| 記事 |
----

日付:1999/8/8
竿燈祭りまもなくアナウンスが聞こえてきた。どこからかはわからないが少なくともそのしゃべっている位置はこここからは見えない。今日は和太鼓のオープニングアクトがあるという。なんだろう、と思ったらあとからあとから人を乗せたトラックが走っていく。トラックの上の人たちはこちらを向いて手をふったり、あるいは奇声をあげたりしている。どんどん走って行くなあと思ったらそのうち止まって人と太鼓をおろし始めた。
アナウンスが言うには彼らは秋田県太鼓連盟に所属している団体であるという。そのうち「では始めてください」という声が鳴り響くとドラの音とともに(このドラが全体の始まりを合図する物なのかあるいはどこかの団体の持ち物なのかはっきりしないが)各団体の太鼓が始まった。
考えてみれば和太鼓なるものをTVで見たことはあっても目の前で見るのはこれが初めてかそれに近い気がする。100mほどおいて団体がやっているから、多少音がまざってしまう。おまけに運が悪いことに私の正面はぽっかりと開いている。太鼓を叩いているところを見ようと思えば右か左によっぽど首をまわさなくてはいけない。それでも太鼓の音に合わせて少し鳥肌がたっている自分に気がついた。
太鼓を叩いている人は老若男女けっこういろいろあるようだ。中でも目立つのは若い人たちの集団である。それぞれ流派があるようで、結構おとなしめに均一のリズムを叩く団体、あるいははねたり回ったり派手なアクションを見せる団体いろいろである。しかしそれぞれに十分聞かせてくれる。そのうち頭は和太鼓と西洋のアンサンブルの比較とか、そのリズムはあるいは日本の伝統のものかもしれず、あるいは最近の音楽のリズムの影響があるのかもしれない、とか妙な事を考え出したがそれは或点つけたしだ。彼らの演奏にはどこか私の中のリズムを揺さぶるものがあるに違いない。私はあちこち首を回しながら彼らの演奏に聴き入っていた。

----

| 資料抜粋 |
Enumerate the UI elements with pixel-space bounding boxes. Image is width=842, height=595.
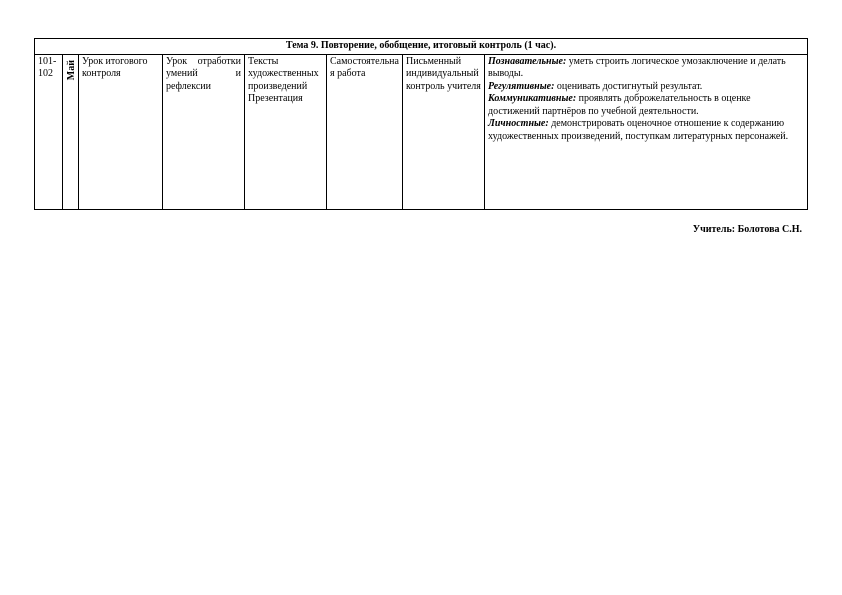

----

| 作業一覧 |
1. 記事のアナウンスによれば、太鼓を叩いている団体はどの組織に所属していますか。
2. 記事のうち、「日付:1999/8/8」という語句を含む箇所から始め、「って人と太鼓をおろし始めた。」で終わる部分を、一字も変えずに再掲してください。

| 回答一覧 |
1. 秋田県太鼓連盟

2.
日付:1999/8/8
竿燈祭りまもなくアナウンスが聞こえてきた。どこからかはわからないが少なくともそのしゃべっている位置はこここからは見えない。今日は和太鼓のオープニングアクトがあるという。なんだろう、と思ったらあとからあとから人を乗せたトラックが走っていく。トラックの上の人たちはこちらを向いて手をふったり、あるいは奇声をあげたりしている。どんどん走って行くなあと思ったらそのうち止まって人と太鼓をおろし始めた。